■ WRITTEN INSTRUCTION
Scan the material and copy every line in which "Impact" appears.
==== DATA FOR THE TASK
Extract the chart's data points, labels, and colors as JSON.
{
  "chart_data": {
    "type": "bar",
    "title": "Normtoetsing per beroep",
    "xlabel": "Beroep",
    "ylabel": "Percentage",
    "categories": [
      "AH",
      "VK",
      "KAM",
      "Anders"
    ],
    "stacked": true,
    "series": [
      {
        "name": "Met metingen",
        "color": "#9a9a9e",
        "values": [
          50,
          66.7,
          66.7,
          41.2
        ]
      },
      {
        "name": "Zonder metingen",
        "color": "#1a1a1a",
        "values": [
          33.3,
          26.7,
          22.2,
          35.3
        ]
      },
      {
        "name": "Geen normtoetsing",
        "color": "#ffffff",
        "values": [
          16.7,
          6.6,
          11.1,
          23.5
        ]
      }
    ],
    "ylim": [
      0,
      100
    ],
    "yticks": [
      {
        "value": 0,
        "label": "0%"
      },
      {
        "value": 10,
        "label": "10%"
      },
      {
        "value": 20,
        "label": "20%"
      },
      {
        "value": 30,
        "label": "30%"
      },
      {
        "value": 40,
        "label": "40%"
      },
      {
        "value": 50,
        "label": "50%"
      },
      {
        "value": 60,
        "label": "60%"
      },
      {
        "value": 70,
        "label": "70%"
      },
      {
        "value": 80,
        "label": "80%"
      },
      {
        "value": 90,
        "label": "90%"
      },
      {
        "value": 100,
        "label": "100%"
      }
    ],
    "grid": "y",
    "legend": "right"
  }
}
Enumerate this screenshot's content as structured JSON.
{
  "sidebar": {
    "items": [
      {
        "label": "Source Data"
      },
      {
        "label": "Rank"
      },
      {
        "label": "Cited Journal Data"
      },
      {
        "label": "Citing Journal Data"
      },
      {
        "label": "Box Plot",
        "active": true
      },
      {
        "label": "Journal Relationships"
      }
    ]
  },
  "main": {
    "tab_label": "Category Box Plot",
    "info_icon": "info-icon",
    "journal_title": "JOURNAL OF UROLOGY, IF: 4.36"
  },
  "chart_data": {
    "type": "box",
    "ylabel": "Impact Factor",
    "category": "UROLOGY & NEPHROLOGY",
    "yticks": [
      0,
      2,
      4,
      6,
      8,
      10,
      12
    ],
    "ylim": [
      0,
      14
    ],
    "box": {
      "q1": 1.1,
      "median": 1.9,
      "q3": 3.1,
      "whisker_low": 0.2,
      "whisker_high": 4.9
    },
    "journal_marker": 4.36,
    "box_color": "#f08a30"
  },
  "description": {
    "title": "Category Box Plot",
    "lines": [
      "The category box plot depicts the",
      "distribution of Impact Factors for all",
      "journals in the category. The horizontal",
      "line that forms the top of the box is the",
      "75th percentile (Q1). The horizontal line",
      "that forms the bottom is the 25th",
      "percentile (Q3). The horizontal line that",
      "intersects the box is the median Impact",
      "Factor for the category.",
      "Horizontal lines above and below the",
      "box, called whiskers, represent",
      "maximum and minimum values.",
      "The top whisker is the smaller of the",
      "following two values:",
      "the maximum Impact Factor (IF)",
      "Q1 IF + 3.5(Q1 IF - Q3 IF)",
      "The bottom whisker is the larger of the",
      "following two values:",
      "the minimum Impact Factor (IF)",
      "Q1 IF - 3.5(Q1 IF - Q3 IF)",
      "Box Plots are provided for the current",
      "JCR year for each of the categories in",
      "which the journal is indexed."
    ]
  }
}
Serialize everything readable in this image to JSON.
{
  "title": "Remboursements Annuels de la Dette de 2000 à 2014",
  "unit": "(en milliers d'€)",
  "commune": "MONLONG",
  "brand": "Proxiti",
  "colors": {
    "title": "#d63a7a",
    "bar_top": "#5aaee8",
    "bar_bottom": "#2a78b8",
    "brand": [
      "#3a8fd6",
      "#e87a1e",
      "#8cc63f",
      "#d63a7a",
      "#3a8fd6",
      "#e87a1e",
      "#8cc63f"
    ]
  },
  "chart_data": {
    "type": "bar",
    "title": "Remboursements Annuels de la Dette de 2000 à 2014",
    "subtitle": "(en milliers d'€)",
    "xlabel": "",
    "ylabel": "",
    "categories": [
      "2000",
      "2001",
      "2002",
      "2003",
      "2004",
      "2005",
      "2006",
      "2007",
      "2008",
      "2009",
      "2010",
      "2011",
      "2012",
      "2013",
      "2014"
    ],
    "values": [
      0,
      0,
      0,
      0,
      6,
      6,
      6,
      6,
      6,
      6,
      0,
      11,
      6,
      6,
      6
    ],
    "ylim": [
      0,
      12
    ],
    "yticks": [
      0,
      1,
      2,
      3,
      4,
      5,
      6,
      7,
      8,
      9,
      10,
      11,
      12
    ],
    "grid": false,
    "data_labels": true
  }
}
========
■ SOLUTION TO THE PROBLEM
    "ylabel": "Impact Factor",
      "distribution of Impact Factors for all",
      "intersects the box is the median Impact",
      "the maximum Impact Factor (IF)",
      "the minimum Impact Factor (IF)",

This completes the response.